AIM OF THE EXERCISE: Lines from the material below that hold the string "Harbeck" are what is needed; copy each of them.

RECORDS SUPPLIED Block Start

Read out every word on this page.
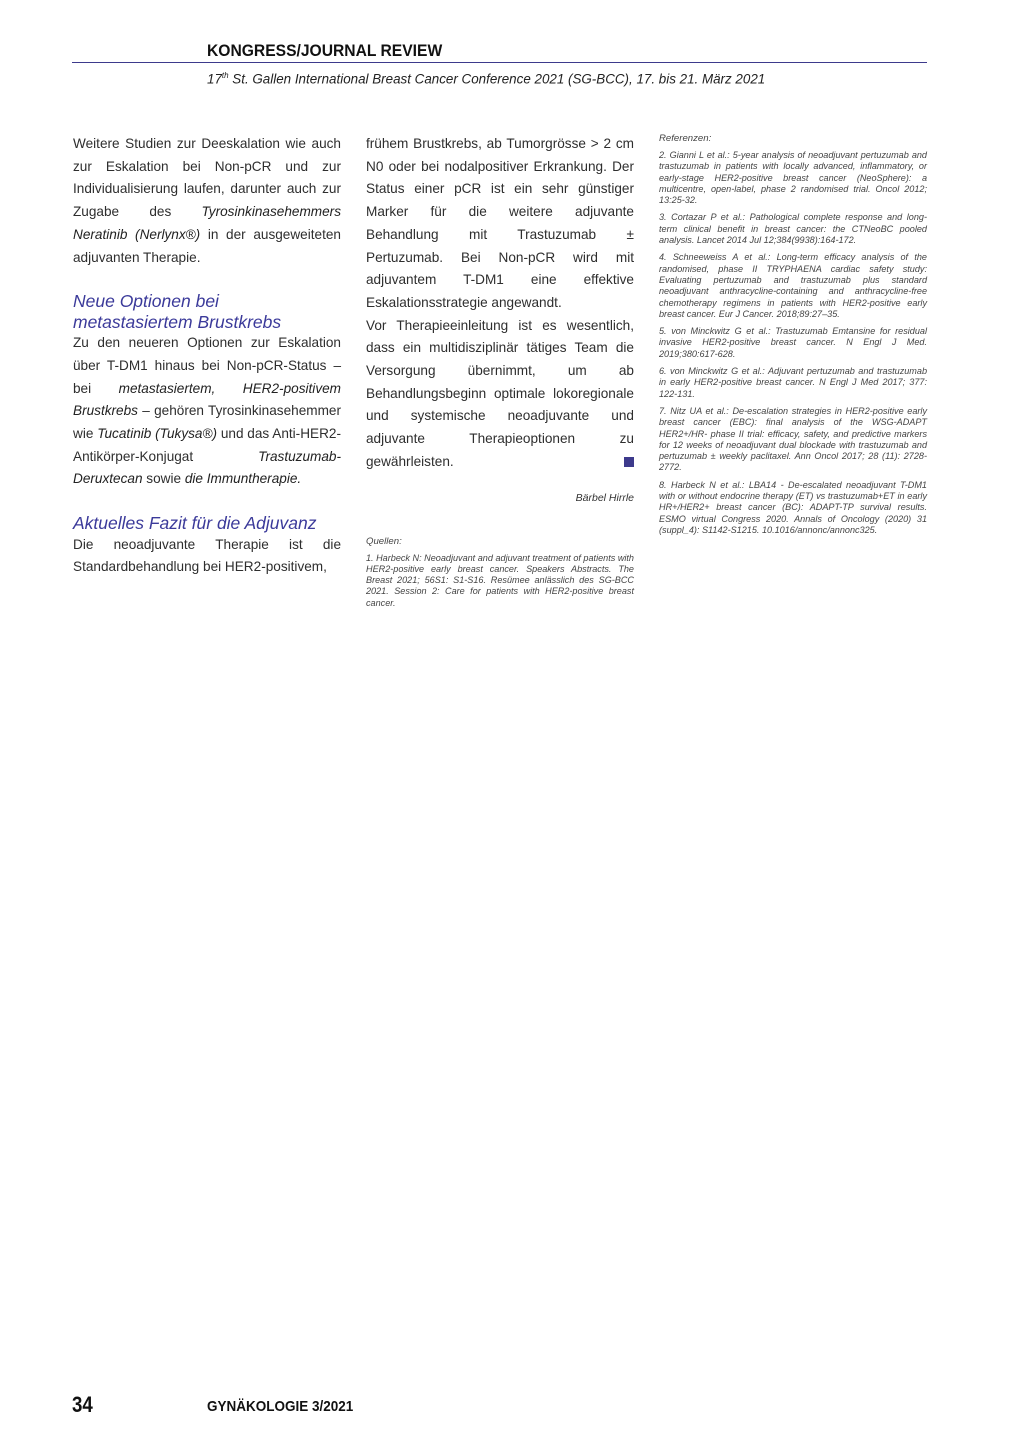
KONGRESS/JOURNAL REVIEW
17th St. Gallen International Breast Cancer Conference 2021 (SG-BCC), 17. bis 21. März 2021

Weitere Studien zur Deeskalation wie auch zur Eskalation bei Non-pCR und zur Individualisierung laufen, darunter auch zur Zugabe des Tyrosinkinasehemmers Neratinib (Nerlynx®) in der ausgeweiteten adjuvanten Therapie.

Neue Optionen bei metastasiertem Brustkrebs

Zu den neueren Optionen zur Eskalation über T-DM1 hinaus bei Non-pCR-Status – bei metastasiertem, HER2-positivem Brustkrebs – gehören Tyrosinkinasehemmer wie Tucatinib (Tukysa®) und das Anti-HER2-Antikörper-Konjugat Trastuzumab-Deruxtecan sowie die Immuntherapie.

Aktuelles Fazit für die Adjuvanz

Die neoadjuvante Therapie ist die Standardbehandlung bei HER2-positivem,

frühem Brustkrebs, ab Tumorgrösse > 2 cm N0 oder bei nodalpositiver Erkrankung. Der Status einer pCR ist ein sehr günstiger Marker für die weitere adjuvante Behandlung mit Trastuzumab ± Pertuzumab. Bei Non-pCR wird mit adjuvantem T-DM1 eine effektive Eskalationsstrategie angewandt.

Vor Therapieeinleitung ist es wesentlich, dass ein multidisziplinär tätiges Team die Versorgung übernimmt, um ab Behandlungsbeginn optimale lokoregionale und systemische neoadjuvante und adjuvante Therapieoptionen zu gewährleisten.

Bärbel Hirrle

Quellen:

1. Harbeck N: Neoadjuvant and adjuvant treatment of patients with HER2-positive early breast cancer. Speakers Abstracts. The Breast 2021; 56S1: S1-S16. Resümee anlässlich des SG-BCC 2021. Session 2: Care for patients with HER2-positive breast cancer.

Referenzen:

2. Gianni L et al.: 5-year analysis of neoadjuvant pertuzumab and trastuzumab in patients with locally advanced, inflammatory, or early-stage HER2-positive breast cancer (NeoSphere): a multicentre, open-label, phase 2 randomised trial. Oncol 2012; 13:25-32.

3. Cortazar P et al.: Pathological complete response and long-term clinical benefit in breast cancer: the CTNeoBC pooled analysis. Lancet 2014 Jul 12;384(9938):164-172.

4. Schneeweiss A et al.: Long-term efficacy analysis of the randomised, phase II TRYPHAENA cardiac safety study: Evaluating pertuzumab and trastuzumab plus standard neoadjuvant anthracycline-containing and anthracycline-free chemotherapy regimens in patients with HER2-positive early breast cancer. Eur J Cancer. 2018;89:27–35.

5. von Minckwitz G et al.: Trastuzumab Emtansine for residual invasive HER2-positive breast cancer. N Engl J Med. 2019;380:617-628.

6. von Minckwitz G et al.: Adjuvant pertuzumab and trastuzumab in early HER2-positive breast cancer. N Engl J Med 2017; 377: 122-131.

7. Nitz UA et al.: De-escalation strategies in HER2-positive early breast cancer (EBC): final analysis of the WSG-ADAPT HER2+/HR- phase II trial: efficacy, safety, and predictive markers for 12 weeks of neoadjuvant dual blockade with trastuzumab and pertuzumab ± weekly paclitaxel. Ann Oncol 2017; 28 (11): 2728-2772.

8. Harbeck N et al.: LBA14 - De-escalated neoadjuvant T-DM1 with or without endocrine therapy (ET) vs trastuzumab+ET in early HR+/HER2+ breast cancer (BC): ADAPT-TP survival results. ESMO virtual Congress 2020. Annals of Oncology (2020) 31 (suppl_4): S1142-S1215. 10.1016/annonc/annonc325.

34	GYNÄKOLOGIE 3/2021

RECORDS SUPPLIED Block End

WRITTEN RESPONSE:
1. Harbeck N: Neoadjuvant and adjuvant treatment of patients with HER2-positive early breast cancer. Speakers Abstracts. The Breast 2021; 56S1: S1-S16. Resümee anlässlich des SG-BCC 2021. Session 2: Care for patients with HER2-positive breast cancer.
8. Harbeck N et al.: LBA14 - De-escalated neoadjuvant T-DM1 with or without endocrine therapy (ET) vs trastuzumab+ET in early HR+/HER2+ breast cancer (BC): ADAPT-TP survival results. ESMO virtual Congress 2020. Annals of Oncology (2020) 31 (suppl_4): S1142-S1215. 10.1016/annonc/annonc325.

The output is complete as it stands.